→ **DIRECTIONS FOR THIS TASK**
Gather every line of the entries that includes the word "kinh".

## START

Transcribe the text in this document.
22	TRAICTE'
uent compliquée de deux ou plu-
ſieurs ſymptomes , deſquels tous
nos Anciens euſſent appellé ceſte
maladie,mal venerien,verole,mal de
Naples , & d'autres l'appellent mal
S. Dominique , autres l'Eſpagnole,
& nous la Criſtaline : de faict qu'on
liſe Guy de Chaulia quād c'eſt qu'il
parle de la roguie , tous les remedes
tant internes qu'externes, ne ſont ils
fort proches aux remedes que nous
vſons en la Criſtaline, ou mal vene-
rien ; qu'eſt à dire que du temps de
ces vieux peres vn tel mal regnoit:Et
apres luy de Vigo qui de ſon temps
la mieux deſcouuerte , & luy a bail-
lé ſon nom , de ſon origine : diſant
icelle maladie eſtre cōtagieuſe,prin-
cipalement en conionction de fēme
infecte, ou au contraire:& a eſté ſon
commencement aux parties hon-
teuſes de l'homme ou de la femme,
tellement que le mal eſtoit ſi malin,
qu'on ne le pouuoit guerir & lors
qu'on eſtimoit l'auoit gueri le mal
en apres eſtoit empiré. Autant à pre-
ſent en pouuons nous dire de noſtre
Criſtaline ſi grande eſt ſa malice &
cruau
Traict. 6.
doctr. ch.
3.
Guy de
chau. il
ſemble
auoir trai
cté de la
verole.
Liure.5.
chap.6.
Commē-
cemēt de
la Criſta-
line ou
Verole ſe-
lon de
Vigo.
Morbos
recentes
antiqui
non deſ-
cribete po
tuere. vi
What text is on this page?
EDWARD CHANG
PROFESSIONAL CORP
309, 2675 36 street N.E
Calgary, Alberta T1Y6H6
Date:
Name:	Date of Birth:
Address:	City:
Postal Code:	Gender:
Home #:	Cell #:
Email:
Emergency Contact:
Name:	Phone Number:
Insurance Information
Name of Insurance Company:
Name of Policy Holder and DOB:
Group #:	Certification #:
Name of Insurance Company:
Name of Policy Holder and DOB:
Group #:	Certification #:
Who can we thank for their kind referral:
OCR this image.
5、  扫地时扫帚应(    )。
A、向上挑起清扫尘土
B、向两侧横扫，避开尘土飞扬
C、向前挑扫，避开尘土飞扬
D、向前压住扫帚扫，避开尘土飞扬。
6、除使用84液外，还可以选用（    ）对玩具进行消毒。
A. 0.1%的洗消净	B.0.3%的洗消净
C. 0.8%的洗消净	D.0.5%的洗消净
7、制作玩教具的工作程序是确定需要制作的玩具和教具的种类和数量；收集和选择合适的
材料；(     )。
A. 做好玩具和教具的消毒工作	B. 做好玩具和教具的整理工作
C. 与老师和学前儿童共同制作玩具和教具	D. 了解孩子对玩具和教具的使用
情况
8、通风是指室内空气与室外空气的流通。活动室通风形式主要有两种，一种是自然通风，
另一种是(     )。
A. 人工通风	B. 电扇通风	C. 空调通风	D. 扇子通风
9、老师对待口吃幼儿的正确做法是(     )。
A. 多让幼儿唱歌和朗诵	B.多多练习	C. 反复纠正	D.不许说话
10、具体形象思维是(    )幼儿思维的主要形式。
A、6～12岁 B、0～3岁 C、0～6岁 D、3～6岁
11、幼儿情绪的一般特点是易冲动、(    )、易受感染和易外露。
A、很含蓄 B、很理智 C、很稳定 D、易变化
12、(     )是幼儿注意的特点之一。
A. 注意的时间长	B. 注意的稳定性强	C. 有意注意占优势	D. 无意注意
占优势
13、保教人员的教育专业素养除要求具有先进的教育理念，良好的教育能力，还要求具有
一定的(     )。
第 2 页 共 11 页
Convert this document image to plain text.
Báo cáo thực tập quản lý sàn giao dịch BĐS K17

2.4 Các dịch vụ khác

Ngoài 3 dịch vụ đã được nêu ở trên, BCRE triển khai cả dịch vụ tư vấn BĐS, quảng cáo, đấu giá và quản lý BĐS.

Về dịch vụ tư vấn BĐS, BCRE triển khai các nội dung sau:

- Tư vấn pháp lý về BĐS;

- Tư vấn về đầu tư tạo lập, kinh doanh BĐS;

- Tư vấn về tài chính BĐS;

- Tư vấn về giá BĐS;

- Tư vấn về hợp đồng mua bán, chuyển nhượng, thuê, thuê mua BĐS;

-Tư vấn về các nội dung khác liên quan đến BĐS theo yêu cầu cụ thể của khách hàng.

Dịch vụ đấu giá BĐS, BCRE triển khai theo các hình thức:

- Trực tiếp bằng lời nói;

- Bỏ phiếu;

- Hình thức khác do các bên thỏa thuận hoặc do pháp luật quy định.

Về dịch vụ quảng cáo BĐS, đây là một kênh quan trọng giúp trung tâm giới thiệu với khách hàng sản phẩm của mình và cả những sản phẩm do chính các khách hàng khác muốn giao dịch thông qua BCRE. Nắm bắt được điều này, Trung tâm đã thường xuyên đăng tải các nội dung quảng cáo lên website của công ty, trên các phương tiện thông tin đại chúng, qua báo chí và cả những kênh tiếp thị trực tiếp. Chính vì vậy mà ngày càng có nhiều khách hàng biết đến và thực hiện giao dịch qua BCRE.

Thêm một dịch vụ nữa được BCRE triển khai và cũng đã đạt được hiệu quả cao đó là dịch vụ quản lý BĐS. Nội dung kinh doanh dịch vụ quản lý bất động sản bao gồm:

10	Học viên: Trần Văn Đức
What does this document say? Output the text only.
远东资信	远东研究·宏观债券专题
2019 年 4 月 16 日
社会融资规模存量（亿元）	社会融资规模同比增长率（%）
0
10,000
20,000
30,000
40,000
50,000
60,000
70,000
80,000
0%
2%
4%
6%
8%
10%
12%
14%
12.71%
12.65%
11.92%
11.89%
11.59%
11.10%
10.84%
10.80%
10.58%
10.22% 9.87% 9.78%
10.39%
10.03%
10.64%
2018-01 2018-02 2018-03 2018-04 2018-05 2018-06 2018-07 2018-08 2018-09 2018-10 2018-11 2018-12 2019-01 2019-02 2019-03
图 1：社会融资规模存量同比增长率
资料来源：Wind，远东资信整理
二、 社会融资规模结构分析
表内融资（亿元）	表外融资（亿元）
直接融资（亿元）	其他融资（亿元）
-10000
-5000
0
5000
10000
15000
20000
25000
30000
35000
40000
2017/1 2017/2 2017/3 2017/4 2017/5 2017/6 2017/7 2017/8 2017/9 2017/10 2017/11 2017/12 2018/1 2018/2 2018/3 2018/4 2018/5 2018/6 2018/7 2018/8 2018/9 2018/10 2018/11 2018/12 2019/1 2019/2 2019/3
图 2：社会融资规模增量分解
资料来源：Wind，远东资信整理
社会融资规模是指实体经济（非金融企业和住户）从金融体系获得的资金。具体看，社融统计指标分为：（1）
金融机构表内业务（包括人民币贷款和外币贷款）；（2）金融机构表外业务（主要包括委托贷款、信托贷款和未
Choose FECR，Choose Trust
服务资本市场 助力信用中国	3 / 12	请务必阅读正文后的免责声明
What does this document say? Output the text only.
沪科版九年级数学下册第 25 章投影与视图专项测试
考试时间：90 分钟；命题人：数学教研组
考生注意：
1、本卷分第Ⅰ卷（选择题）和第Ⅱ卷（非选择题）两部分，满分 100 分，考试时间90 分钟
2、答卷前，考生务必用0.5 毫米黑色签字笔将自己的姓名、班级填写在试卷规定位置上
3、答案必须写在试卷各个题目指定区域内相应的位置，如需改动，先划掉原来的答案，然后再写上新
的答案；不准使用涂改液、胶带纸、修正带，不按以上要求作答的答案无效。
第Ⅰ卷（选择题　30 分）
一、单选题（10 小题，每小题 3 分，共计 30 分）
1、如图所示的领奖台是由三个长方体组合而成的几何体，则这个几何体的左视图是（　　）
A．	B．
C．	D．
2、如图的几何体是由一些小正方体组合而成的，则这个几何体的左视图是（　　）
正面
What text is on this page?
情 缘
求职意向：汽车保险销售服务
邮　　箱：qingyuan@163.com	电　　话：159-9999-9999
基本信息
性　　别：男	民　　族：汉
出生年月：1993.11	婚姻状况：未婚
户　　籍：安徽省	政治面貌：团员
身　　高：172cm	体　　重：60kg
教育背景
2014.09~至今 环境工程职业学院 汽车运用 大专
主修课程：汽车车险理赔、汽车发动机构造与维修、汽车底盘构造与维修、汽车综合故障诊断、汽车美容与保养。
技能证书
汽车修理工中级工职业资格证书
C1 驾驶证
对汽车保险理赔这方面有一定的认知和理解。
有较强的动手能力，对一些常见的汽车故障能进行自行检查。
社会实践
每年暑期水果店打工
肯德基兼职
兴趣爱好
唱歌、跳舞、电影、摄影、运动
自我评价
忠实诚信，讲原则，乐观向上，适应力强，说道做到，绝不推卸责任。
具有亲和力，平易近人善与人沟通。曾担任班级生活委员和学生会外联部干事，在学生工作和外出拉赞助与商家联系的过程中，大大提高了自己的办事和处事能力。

## END

→ **ANSWER IN FULL**
- Tư vấn về đầu tư tạo lập, kinh doanh BĐS;
Thêm một dịch vụ nữa được BCRE triển khai và cũng đã đạt được hiệu quả cao đó là dịch vụ quản lý BĐS. Nội dung kinh doanh dịch vụ quản lý bất động sản bao gồm:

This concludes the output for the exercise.